> _What is being asked_
Tally the lines that include the word "caption" and reply with nothing but the total.

** BEGIN Data lines **

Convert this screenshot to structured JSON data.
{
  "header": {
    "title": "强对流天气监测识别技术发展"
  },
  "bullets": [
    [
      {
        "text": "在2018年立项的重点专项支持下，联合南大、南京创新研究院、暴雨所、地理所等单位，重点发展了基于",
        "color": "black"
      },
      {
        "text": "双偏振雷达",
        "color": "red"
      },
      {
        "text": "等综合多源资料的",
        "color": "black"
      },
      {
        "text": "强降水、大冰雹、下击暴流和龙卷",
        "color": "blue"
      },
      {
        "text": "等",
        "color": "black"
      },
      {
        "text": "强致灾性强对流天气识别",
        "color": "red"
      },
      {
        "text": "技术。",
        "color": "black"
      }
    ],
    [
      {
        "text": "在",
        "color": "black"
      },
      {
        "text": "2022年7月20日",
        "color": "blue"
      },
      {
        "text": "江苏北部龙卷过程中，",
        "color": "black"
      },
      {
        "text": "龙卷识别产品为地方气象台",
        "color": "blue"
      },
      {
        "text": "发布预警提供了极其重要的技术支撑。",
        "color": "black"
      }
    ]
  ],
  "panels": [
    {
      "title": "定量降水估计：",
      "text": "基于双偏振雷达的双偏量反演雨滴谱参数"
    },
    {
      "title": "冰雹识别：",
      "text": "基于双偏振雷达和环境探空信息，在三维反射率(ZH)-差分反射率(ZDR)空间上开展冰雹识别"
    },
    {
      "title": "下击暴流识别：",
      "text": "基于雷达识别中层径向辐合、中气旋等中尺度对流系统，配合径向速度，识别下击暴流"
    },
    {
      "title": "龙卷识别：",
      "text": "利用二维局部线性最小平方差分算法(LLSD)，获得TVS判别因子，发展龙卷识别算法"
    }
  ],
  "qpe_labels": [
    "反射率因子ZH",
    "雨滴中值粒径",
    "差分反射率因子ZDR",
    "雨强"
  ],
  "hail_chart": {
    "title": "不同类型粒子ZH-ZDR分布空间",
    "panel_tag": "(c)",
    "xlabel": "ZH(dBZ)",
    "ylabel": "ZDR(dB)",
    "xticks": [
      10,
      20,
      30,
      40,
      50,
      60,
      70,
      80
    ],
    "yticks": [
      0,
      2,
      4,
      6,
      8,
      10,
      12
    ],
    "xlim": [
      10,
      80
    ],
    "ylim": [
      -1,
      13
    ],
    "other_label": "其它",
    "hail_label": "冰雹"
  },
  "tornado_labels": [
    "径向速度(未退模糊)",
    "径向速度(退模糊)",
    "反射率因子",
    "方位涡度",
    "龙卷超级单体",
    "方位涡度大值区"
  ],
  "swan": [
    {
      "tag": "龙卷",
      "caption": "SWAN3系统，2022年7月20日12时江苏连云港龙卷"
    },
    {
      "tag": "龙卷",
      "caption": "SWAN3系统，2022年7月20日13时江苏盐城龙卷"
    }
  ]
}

** END Data lines **

> _Exercise output_
2